### Aim of the task
Every record must be repeated exactly; omit any pictures they contain.

### Exercise materials
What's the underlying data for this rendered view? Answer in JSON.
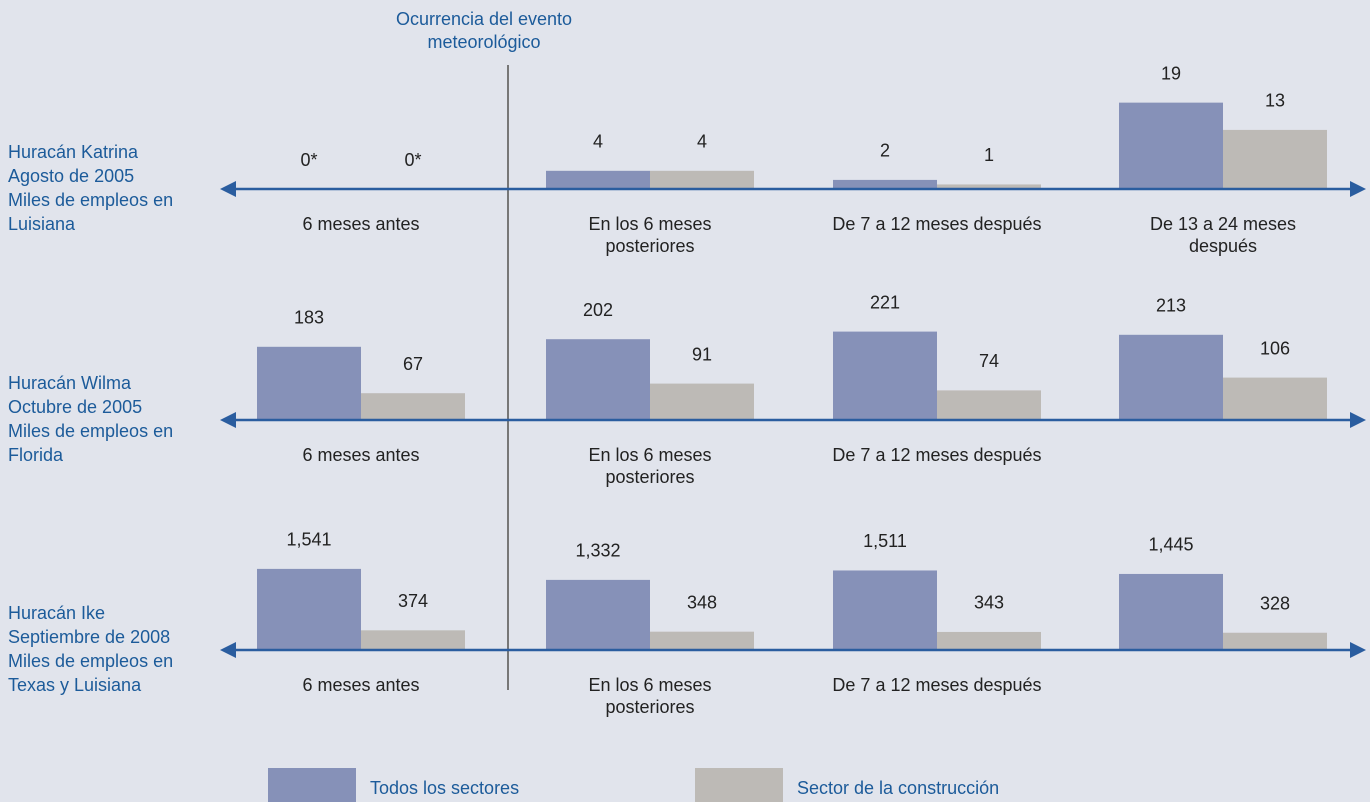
{
  "annotation": [
    "Ocurrencia del evento",
    "meteorológico"
  ],
  "chart_data": [
    {
      "type": "bar",
      "label": [
        "Huracán Katrina",
        "Agosto de 2005",
        "Miles de empleos en",
        "Luisiana"
      ],
      "categories": [
        [
          "6 meses antes"
        ],
        [
          "En los 6 meses",
          "posteriores"
        ],
        [
          "De 7 a 12 meses después"
        ],
        [
          "De 13 a 24 meses",
          "después"
        ]
      ],
      "ylim": [
        0,
        22
      ],
      "series": [
        {
          "name": "Todos los sectores",
          "color": "#8691b8",
          "values": [
            0,
            4,
            2,
            19
          ],
          "value_labels": [
            "0*",
            "4",
            "2",
            "19"
          ]
        },
        {
          "name": "Sector de la construcción",
          "color": "#bdbab6",
          "values": [
            0,
            4,
            1,
            13
          ],
          "value_labels": [
            "0*",
            "4",
            "1",
            "13"
          ]
        }
      ]
    },
    {
      "type": "bar",
      "label": [
        "Huracán Wilma",
        "Octubre de 2005",
        "Miles de empleos en",
        "Florida"
      ],
      "categories": [
        [
          "6 meses antes"
        ],
        [
          "En los 6 meses",
          "posteriores"
        ],
        [
          "De 7 a 12 meses después"
        ],
        null
      ],
      "ylim": [
        0,
        250
      ],
      "series": [
        {
          "name": "Todos los sectores",
          "color": "#8691b8",
          "values": [
            183,
            202,
            221,
            213
          ]
        },
        {
          "name": "Sector de la construcción",
          "color": "#bdbab6",
          "values": [
            67,
            91,
            74,
            106
          ]
        }
      ]
    },
    {
      "type": "bar",
      "label": [
        "Huracán Ike",
        "Septiembre de 2008",
        "Miles de empleos en",
        "Texas y Luisiana"
      ],
      "categories": [
        [
          "6 meses antes"
        ],
        [
          "En los 6 meses",
          "posteriores"
        ],
        [
          "De 7 a 12 meses después"
        ],
        null
      ],
      "ylim": [
        0,
        1900
      ],
      "series": [
        {
          "name": "Todos los sectores",
          "color": "#8691b8",
          "values": [
            1541,
            1332,
            1511,
            1445
          ],
          "value_labels": [
            "1,541",
            "1,332",
            "1,511",
            "1,445"
          ]
        },
        {
          "name": "Sector de la construcción",
          "color": "#bdbab6",
          "values": [
            374,
            348,
            343,
            328
          ]
        }
      ]
    }
  ]
}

### Solution
What's the underlying data for this rendered view? Answer in JSON.
{
  "annotation": [
    "Ocurrencia del evento",
    "meteorológico"
  ],
  "chart_data": [
    {
      "type": "bar",
      "label": [
        "Huracán Katrina",
        "Agosto de 2005",
        "Miles de empleos en",
        "Luisiana"
      ],
      "categories": [
        [
          "6 meses antes"
        ],
        [
          "En los 6 meses",
          "posteriores"
        ],
        [
          "De 7 a 12 meses después"
        ],
        [
          "De 13 a 24 meses",
          "después"
        ]
      ],
      "ylim": [
        0,
        22
      ],
      "series": [
        {
          "name": "Todos los sectores",
          "color": "#8691b8",
          "values": [
            0,
            4,
            2,
            19
          ],
          "value_labels": [
            "0*",
            "4",
            "2",
            "19"
          ]
        },
        {
          "name": "Sector de la construcción",
          "color": "#bdbab6",
          "values": [
            0,
            4,
            1,
            13
          ],
          "value_labels": [
            "0*",
            "4",
            "1",
            "13"
          ]
        }
      ]
    },
    {
      "type": "bar",
      "label": [
        "Huracán Wilma",
        "Octubre de 2005",
        "Miles de empleos en",
        "Florida"
      ],
      "categories": [
        [
          "6 meses antes"
        ],
        [
          "En los 6 meses",
          "posteriores"
        ],
        [
          "De 7 a 12 meses después"
        ],
        null
      ],
      "ylim": [
        0,
        250
      ],
      "series": [
        {
          "name": "Todos los sectores",
          "color": "#8691b8",
          "values": [
            183,
            202,
            221,
            213
          ]
        },
        {
          "name": "Sector de la construcción",
          "color": "#bdbab6",
          "values": [
            67,
            91,
            74,
            106
          ]
        }
      ]
    },
    {
      "type": "bar",
      "label": [
        "Huracán Ike",
        "Septiembre de 2008",
        "Miles de empleos en",
        "Texas y Luisiana"
      ],
      "categories": [
        [
          "6 meses antes"
        ],
        [
          "En los 6 meses",
          "posteriores"
        ],
        [
          "De 7 a 12 meses después"
        ],
        null
      ],
      "ylim": [
        0,
        1900
      ],
      "series": [
        {
          "name": "Todos los sectores",
          "color": "#8691b8",
          "values": [
            1541,
            1332,
            1511,
            1445
          ],
          "value_labels": [
            "1,541",
            "1,332",
            "1,511",
            "1,445"
          ]
        },
        {
          "name": "Sector de la construcción",
          "color": "#bdbab6",
          "values": [
            374,
            348,
            343,
            328
          ]
        }
      ]
    }
  ]
}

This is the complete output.